Extracted data entries:
----

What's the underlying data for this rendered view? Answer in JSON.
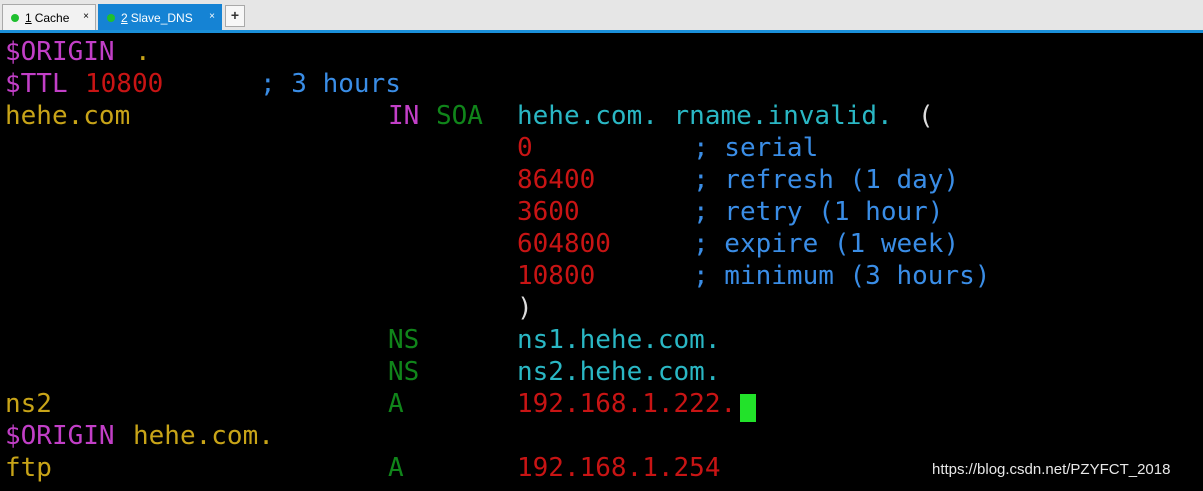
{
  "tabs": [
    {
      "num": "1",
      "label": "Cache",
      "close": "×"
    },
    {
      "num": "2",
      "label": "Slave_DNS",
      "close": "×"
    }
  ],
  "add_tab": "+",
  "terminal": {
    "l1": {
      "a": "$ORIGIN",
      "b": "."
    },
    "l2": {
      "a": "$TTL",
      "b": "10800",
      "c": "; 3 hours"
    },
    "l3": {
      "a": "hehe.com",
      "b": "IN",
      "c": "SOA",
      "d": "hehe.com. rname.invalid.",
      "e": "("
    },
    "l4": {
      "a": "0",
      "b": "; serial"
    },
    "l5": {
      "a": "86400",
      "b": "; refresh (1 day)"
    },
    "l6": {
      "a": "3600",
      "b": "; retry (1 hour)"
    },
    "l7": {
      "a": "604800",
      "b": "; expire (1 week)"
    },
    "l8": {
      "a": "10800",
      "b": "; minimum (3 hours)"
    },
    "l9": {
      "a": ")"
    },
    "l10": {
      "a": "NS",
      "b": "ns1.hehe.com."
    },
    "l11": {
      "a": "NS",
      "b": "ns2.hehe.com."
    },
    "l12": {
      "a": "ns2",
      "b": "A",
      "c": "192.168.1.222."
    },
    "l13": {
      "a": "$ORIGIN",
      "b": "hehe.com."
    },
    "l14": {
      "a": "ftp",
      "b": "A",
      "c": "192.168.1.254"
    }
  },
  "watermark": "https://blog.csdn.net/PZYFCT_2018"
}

----

→ AIM
Make an exact copy of the listing above. Do not include the pictures.

→ FINAL RESULT
What's the underlying data for this rendered view? Answer in JSON.
{
  "tabs": [
    {
      "num": "1",
      "label": "Cache",
      "close": "×"
    },
    {
      "num": "2",
      "label": "Slave_DNS",
      "close": "×"
    }
  ],
  "add_tab": "+",
  "terminal": {
    "l1": {
      "a": "$ORIGIN",
      "b": "."
    },
    "l2": {
      "a": "$TTL",
      "b": "10800",
      "c": "; 3 hours"
    },
    "l3": {
      "a": "hehe.com",
      "b": "IN",
      "c": "SOA",
      "d": "hehe.com. rname.invalid.",
      "e": "("
    },
    "l4": {
      "a": "0",
      "b": "; serial"
    },
    "l5": {
      "a": "86400",
      "b": "; refresh (1 day)"
    },
    "l6": {
      "a": "3600",
      "b": "; retry (1 hour)"
    },
    "l7": {
      "a": "604800",
      "b": "; expire (1 week)"
    },
    "l8": {
      "a": "10800",
      "b": "; minimum (3 hours)"
    },
    "l9": {
      "a": ")"
    },
    "l10": {
      "a": "NS",
      "b": "ns1.hehe.com."
    },
    "l11": {
      "a": "NS",
      "b": "ns2.hehe.com."
    },
    "l12": {
      "a": "ns2",
      "b": "A",
      "c": "192.168.1.222."
    },
    "l13": {
      "a": "$ORIGIN",
      "b": "hehe.com."
    },
    "l14": {
      "a": "ftp",
      "b": "A",
      "c": "192.168.1.254"
    }
  },
  "watermark": "https://blog.csdn.net/PZYFCT_2018"
}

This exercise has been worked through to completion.